(GIVEN DATA)
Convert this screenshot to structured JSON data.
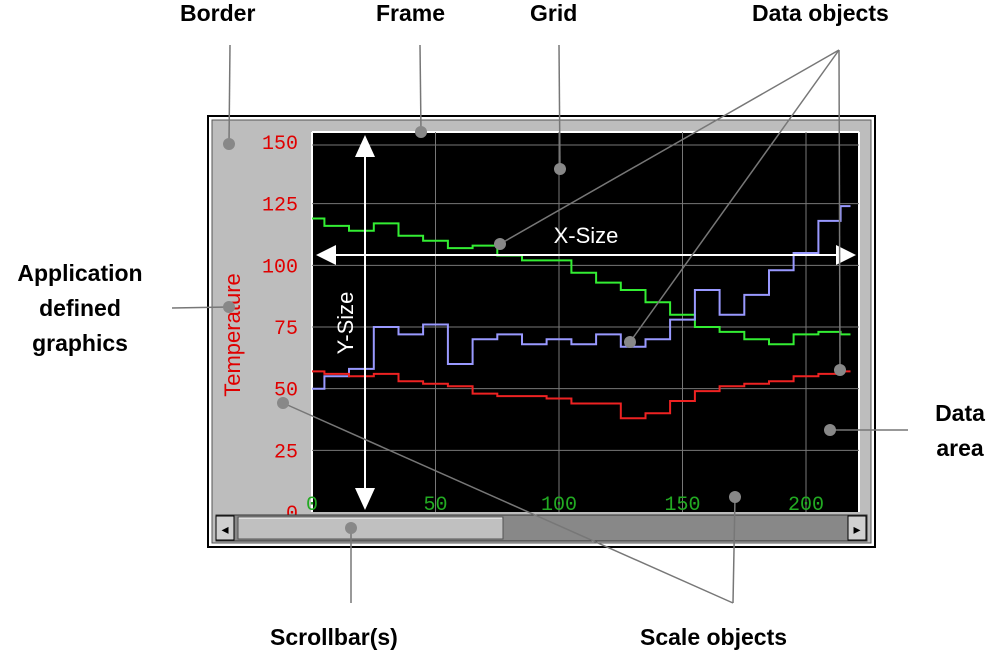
{
  "callouts": {
    "border": "Border",
    "frame": "Frame",
    "grid": "Grid",
    "data_objects": "Data objects",
    "app_graphics": [
      "Application",
      "defined",
      "graphics"
    ],
    "data_area": [
      "Data",
      "area"
    ],
    "scrollbars": "Scrollbar(s)",
    "scale_objects": "Scale objects"
  },
  "graph": {
    "y_title": "Temperature",
    "x_size_label": "X-Size",
    "y_size_label": "Y-Size",
    "scrollbar": {
      "left_arrow": "◂",
      "right_arrow": "▸"
    }
  },
  "chart_data": {
    "type": "line",
    "xlim": [
      0,
      220
    ],
    "ylim": [
      0,
      150
    ],
    "x_ticks": [
      "0",
      "50",
      "100",
      "150",
      "200"
    ],
    "y_ticks": [
      "0",
      "25",
      "50",
      "75",
      "100",
      "125",
      "150"
    ],
    "grid": true,
    "series": [
      {
        "color": "#33ee33",
        "x": [
          0,
          10,
          20,
          30,
          40,
          50,
          60,
          70,
          80,
          90,
          100,
          110,
          120,
          130,
          140,
          150,
          160,
          170,
          180,
          190,
          200,
          210,
          218
        ],
        "values": [
          119,
          116,
          114,
          117,
          112,
          110,
          107,
          108,
          104,
          102,
          102,
          97,
          93,
          90,
          85,
          80,
          75,
          73,
          70,
          68,
          72,
          73,
          72
        ]
      },
      {
        "color": "#9999ff",
        "x": [
          0,
          10,
          20,
          30,
          40,
          50,
          60,
          70,
          80,
          90,
          100,
          110,
          120,
          130,
          140,
          150,
          160,
          170,
          180,
          190,
          200,
          210,
          218
        ],
        "values": [
          50,
          55,
          58,
          75,
          72,
          76,
          60,
          70,
          72,
          68,
          70,
          68,
          72,
          67,
          70,
          78,
          90,
          80,
          88,
          98,
          105,
          118,
          124
        ]
      },
      {
        "color": "#ee2222",
        "x": [
          0,
          10,
          20,
          30,
          40,
          50,
          60,
          70,
          80,
          90,
          100,
          110,
          120,
          130,
          140,
          150,
          160,
          170,
          180,
          190,
          200,
          210,
          218
        ],
        "values": [
          57,
          56,
          55,
          56,
          53,
          52,
          51,
          48,
          47,
          47,
          46,
          44,
          44,
          38,
          40,
          45,
          49,
          51,
          52,
          53,
          55,
          56,
          57
        ]
      }
    ]
  }
}
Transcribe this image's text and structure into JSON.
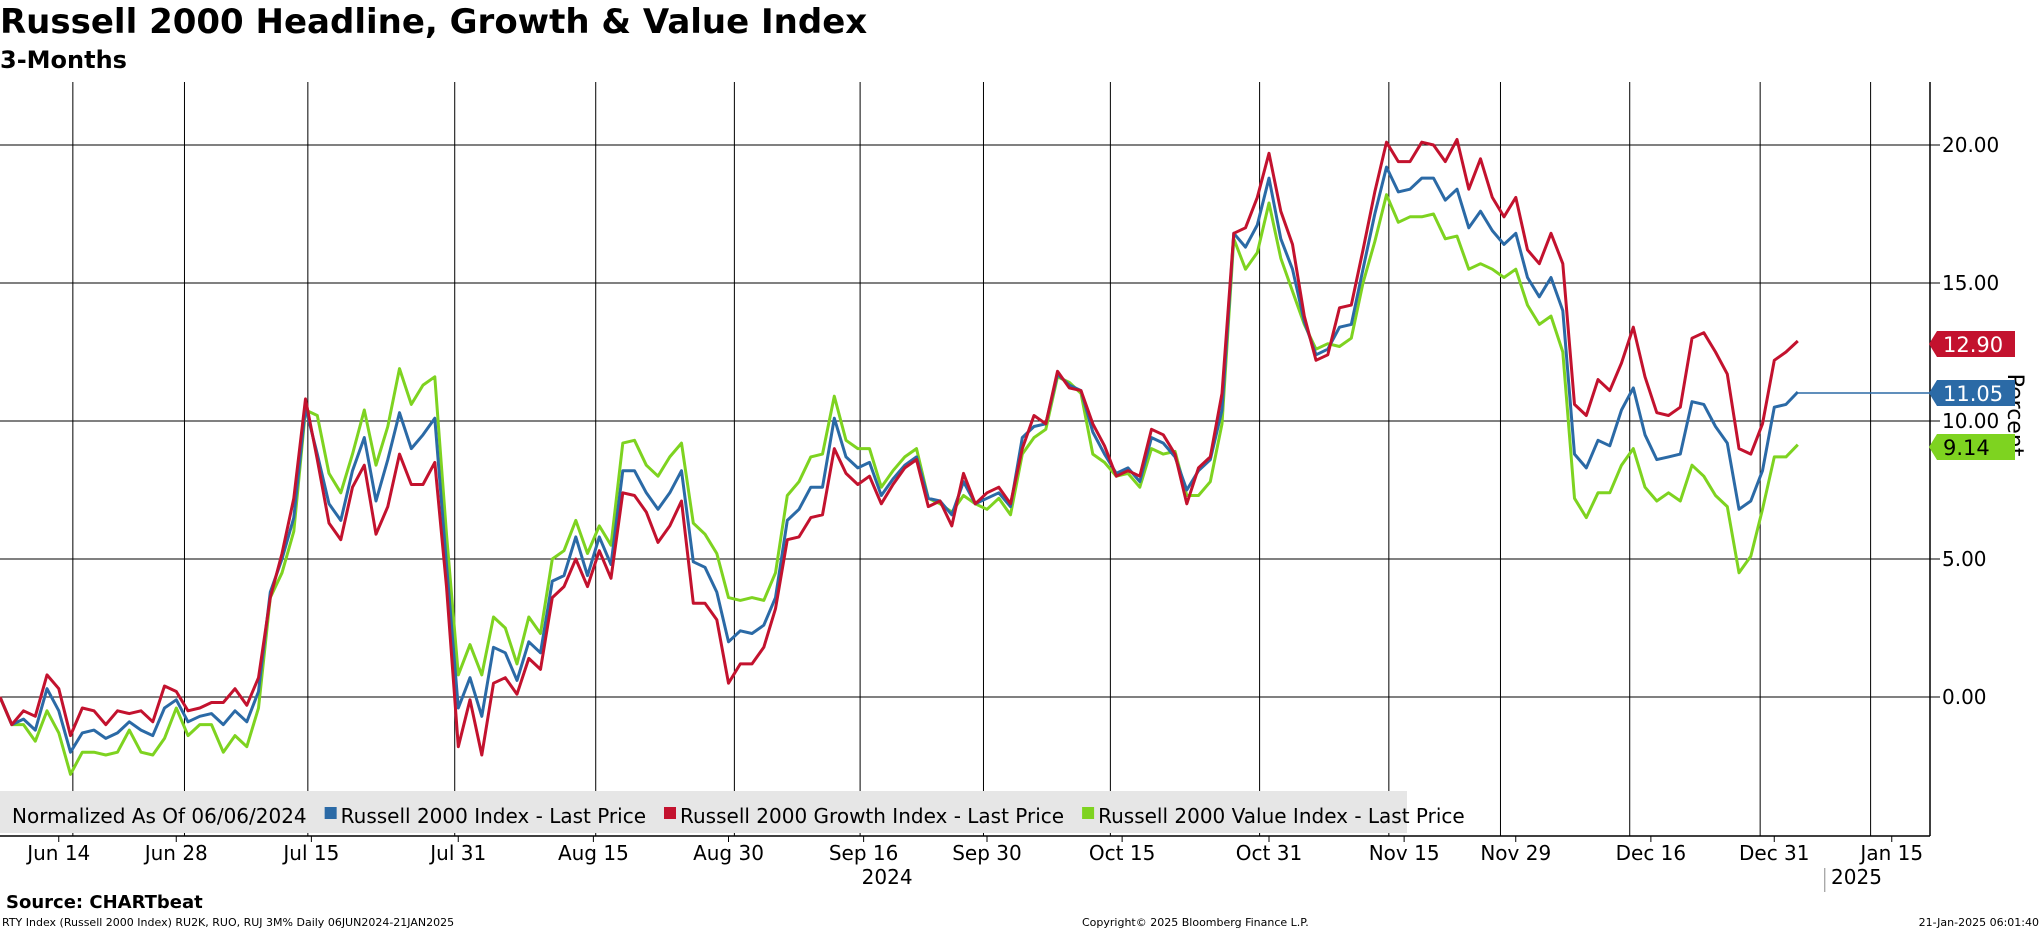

(TASK PROMPT) Transcribe the material exactly, leaving every picture out.

(COMPLETE RESPONSE)
Convert this screenshot to structured JSON data.
{
  "callouts": {
    "border": "Border",
    "frame": "Frame",
    "grid": "Grid",
    "data_objects": "Data objects",
    "app_graphics": [
      "Application",
      "defined",
      "graphics"
    ],
    "data_area": [
      "Data",
      "area"
    ],
    "scrollbars": "Scrollbar(s)",
    "scale_objects": "Scale objects"
  },
  "graph": {
    "y_title": "Temperature",
    "x_size_label": "X-Size",
    "y_size_label": "Y-Size",
    "scrollbar": {
      "left_arrow": "◂",
      "right_arrow": "▸"
    }
  },
  "chart_data": {
    "type": "line",
    "xlim": [
      0,
      220
    ],
    "ylim": [
      0,
      150
    ],
    "x_ticks": [
      "0",
      "50",
      "100",
      "150",
      "200"
    ],
    "y_ticks": [
      "0",
      "25",
      "50",
      "75",
      "100",
      "125",
      "150"
    ],
    "grid": true,
    "series": [
      {
        "color": "#33ee33",
        "x": [
          0,
          10,
          20,
          30,
          40,
          50,
          60,
          70,
          80,
          90,
          100,
          110,
          120,
          130,
          140,
          150,
          160,
          170,
          180,
          190,
          200,
          210,
          218
        ],
        "values": [
          119,
          116,
          114,
          117,
          112,
          110,
          107,
          108,
          104,
          102,
          102,
          97,
          93,
          90,
          85,
          80,
          75,
          73,
          70,
          68,
          72,
          73,
          72
        ]
      },
      {
        "color": "#9999ff",
        "x": [
          0,
          10,
          20,
          30,
          40,
          50,
          60,
          70,
          80,
          90,
          100,
          110,
          120,
          130,
          140,
          150,
          160,
          170,
          180,
          190,
          200,
          210,
          218
        ],
        "values": [
          50,
          55,
          58,
          75,
          72,
          76,
          60,
          70,
          72,
          68,
          70,
          68,
          72,
          67,
          70,
          78,
          90,
          80,
          88,
          98,
          105,
          118,
          124
        ]
      },
      {
        "color": "#ee2222",
        "x": [
          0,
          10,
          20,
          30,
          40,
          50,
          60,
          70,
          80,
          90,
          100,
          110,
          120,
          130,
          140,
          150,
          160,
          170,
          180,
          190,
          200,
          210,
          218
        ],
        "values": [
          57,
          56,
          55,
          56,
          53,
          52,
          51,
          48,
          47,
          47,
          46,
          44,
          44,
          38,
          40,
          45,
          49,
          51,
          52,
          53,
          55,
          56,
          57
        ]
      }
    ]
  }
}
Transcribe this image's text and structure into JSON.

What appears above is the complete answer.